● Aim:
Copy, in full, each line of the material that holds the word "있습니다".

● Excerpt from a dataset:

####################

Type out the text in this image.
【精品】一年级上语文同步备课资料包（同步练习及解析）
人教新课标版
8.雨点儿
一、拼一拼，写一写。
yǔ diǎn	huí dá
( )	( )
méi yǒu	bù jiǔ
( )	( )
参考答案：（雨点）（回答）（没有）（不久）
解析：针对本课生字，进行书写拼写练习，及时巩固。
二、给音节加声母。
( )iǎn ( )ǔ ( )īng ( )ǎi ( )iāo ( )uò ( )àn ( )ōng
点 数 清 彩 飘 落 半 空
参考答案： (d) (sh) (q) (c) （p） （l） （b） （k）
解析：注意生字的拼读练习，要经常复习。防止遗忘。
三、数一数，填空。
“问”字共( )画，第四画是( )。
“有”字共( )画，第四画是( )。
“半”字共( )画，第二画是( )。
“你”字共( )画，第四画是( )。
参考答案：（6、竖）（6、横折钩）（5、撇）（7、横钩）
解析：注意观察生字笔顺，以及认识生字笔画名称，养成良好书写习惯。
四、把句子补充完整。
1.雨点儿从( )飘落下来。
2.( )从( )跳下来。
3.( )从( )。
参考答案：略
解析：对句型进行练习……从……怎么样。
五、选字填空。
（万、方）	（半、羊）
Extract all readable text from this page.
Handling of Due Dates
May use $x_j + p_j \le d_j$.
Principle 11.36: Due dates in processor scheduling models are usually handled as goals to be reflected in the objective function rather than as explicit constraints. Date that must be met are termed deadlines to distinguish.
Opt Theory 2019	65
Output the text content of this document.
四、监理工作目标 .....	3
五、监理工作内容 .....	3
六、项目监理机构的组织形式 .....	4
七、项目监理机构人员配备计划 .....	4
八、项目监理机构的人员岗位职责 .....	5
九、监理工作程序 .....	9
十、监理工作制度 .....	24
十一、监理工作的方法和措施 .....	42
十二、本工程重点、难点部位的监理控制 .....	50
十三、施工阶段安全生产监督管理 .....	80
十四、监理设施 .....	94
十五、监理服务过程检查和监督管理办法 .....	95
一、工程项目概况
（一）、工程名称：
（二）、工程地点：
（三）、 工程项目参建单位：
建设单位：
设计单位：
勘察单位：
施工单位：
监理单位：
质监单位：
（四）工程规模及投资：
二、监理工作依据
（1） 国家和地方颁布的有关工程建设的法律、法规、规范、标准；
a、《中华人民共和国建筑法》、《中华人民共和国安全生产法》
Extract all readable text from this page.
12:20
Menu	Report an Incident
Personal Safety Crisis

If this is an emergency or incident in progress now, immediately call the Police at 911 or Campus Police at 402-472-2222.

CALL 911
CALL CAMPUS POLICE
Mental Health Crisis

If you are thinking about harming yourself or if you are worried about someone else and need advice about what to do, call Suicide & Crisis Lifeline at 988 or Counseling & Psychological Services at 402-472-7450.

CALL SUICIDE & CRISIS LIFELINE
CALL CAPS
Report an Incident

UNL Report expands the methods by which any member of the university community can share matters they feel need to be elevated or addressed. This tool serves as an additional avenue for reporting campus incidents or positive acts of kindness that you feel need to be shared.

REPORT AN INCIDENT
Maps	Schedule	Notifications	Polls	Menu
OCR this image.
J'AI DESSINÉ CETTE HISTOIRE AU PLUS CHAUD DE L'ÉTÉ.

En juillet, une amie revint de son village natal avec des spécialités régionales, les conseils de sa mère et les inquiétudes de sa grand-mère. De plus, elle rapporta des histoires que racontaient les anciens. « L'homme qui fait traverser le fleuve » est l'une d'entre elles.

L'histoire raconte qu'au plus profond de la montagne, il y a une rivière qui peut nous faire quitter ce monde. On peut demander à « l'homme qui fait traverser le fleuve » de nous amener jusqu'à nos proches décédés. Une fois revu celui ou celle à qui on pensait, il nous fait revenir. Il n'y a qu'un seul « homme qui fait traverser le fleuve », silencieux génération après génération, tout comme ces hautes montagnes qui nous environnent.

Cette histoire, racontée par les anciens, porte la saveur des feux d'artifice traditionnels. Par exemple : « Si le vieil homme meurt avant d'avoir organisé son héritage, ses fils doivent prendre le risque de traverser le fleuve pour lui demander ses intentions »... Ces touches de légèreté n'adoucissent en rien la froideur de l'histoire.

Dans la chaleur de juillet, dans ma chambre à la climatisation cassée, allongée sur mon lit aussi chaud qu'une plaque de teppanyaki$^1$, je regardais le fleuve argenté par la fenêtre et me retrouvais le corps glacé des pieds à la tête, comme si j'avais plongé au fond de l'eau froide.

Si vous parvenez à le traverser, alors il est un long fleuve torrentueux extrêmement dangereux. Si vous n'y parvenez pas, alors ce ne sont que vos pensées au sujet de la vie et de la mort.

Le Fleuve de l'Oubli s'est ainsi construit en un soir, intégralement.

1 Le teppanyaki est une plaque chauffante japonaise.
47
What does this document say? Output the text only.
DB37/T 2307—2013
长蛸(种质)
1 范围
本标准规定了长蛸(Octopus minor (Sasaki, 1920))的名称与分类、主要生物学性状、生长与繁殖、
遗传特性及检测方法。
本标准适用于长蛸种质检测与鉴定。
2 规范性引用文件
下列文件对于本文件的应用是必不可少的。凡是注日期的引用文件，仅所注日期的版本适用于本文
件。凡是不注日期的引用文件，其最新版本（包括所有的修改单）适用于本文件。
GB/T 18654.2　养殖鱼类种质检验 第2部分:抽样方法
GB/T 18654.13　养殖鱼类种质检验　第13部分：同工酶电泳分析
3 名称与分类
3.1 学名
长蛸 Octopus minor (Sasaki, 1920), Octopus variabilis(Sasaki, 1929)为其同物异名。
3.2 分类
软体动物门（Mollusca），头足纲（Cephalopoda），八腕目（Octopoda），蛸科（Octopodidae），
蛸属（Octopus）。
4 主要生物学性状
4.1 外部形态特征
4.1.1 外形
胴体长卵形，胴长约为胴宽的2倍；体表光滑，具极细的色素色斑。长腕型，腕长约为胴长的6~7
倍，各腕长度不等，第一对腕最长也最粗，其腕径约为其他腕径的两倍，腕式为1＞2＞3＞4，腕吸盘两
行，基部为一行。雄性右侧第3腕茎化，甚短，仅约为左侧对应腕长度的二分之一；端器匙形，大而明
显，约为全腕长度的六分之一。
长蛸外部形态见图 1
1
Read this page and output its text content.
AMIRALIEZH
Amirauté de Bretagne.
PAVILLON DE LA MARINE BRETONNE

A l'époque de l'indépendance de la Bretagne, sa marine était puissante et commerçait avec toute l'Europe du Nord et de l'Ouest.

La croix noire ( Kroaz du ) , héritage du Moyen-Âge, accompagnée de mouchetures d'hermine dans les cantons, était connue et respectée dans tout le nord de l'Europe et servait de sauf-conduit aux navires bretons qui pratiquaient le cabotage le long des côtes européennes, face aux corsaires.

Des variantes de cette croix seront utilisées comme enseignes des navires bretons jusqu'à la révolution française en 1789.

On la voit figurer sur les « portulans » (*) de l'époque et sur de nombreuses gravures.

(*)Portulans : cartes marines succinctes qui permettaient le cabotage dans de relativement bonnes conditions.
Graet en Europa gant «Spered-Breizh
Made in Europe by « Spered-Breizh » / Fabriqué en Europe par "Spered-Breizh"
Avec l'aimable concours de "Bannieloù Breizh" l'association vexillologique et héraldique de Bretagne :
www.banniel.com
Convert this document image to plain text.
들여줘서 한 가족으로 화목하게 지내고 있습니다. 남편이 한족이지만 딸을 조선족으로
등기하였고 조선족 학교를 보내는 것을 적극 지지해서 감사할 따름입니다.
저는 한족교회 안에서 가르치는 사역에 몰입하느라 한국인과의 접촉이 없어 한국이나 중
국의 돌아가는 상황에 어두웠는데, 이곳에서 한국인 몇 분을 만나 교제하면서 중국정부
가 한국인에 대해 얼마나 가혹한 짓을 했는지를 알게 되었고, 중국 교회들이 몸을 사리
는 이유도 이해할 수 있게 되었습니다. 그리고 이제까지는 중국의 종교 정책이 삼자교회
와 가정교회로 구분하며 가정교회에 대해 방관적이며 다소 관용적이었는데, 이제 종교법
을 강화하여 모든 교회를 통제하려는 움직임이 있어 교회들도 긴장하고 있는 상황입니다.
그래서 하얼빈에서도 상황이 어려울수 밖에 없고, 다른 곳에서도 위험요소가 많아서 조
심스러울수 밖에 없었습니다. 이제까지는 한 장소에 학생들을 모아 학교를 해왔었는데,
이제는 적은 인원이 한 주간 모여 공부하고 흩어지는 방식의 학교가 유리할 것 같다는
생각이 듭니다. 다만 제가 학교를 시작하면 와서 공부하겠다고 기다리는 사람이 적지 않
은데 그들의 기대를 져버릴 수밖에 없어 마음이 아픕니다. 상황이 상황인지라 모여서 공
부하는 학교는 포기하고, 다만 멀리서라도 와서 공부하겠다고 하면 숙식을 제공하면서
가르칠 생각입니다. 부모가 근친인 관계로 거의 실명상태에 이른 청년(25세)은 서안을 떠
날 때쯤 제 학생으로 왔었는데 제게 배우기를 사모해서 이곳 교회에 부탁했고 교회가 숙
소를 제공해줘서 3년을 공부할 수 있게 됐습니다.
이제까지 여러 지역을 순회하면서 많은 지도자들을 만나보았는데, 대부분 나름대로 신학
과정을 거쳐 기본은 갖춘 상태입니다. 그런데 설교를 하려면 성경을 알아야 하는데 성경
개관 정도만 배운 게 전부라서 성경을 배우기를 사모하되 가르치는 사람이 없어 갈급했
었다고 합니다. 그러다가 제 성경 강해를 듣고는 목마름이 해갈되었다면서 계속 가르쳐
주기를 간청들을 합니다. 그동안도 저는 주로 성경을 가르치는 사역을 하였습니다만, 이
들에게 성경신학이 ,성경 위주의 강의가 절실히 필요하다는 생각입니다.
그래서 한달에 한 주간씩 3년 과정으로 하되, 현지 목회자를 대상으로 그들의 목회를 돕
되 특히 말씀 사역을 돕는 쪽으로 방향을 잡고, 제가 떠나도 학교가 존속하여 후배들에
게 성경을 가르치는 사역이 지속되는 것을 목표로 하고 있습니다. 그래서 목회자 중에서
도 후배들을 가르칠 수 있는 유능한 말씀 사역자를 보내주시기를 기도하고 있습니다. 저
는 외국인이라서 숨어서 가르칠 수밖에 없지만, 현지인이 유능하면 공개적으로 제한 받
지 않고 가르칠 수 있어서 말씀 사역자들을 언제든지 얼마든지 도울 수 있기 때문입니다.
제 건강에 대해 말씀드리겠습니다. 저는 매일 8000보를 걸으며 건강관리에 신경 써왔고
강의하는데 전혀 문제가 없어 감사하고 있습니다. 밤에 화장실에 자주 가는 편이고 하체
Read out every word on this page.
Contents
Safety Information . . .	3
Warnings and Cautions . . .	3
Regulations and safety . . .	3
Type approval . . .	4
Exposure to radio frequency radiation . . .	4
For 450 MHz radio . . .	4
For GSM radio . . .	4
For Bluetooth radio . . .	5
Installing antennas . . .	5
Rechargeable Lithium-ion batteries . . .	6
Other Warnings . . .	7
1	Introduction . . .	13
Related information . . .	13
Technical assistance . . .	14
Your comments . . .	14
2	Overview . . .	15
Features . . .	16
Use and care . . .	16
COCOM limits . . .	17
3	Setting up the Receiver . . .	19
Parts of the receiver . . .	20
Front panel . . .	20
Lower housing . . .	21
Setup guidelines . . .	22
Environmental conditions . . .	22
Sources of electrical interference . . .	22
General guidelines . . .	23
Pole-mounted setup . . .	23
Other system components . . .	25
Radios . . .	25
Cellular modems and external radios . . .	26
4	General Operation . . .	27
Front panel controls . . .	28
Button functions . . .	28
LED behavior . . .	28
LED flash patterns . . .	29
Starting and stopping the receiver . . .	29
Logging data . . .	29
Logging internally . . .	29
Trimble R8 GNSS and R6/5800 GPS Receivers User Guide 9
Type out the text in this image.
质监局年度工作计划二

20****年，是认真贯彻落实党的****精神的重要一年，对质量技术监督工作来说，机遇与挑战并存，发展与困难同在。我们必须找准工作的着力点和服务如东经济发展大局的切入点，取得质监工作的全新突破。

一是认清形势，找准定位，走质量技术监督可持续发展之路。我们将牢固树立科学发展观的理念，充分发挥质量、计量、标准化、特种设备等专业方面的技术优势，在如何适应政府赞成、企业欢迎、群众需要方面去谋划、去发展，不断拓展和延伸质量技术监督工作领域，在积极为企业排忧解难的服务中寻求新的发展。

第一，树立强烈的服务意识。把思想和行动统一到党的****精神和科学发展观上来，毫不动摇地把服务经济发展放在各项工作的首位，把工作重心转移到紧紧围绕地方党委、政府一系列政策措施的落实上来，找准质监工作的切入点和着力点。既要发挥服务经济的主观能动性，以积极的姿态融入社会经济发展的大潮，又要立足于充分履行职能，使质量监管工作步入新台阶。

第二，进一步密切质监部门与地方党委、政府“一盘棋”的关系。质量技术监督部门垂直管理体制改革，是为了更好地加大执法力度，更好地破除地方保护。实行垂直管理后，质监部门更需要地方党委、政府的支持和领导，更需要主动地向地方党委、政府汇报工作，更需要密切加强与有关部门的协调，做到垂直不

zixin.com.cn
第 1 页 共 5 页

####################

● Response for this exercise:
들여줘서 한 가족으로 화목하게 지내고 있습니다. 남편이 한족이지만 딸을 조선족으로
게 성경을 가르치는 사역이 지속되는 것을 목표로 하고 있습니다. 그래서 목회자 중에서
도 후배들을 가르칠 수 있는 유능한 말씀 사역자를 보내주시기를 기도하고 있습니다. 저
강의하는데 전혀 문제가 없어 감사하고 있습니다. 밤에 화장실에 자주 가는 편이고 하체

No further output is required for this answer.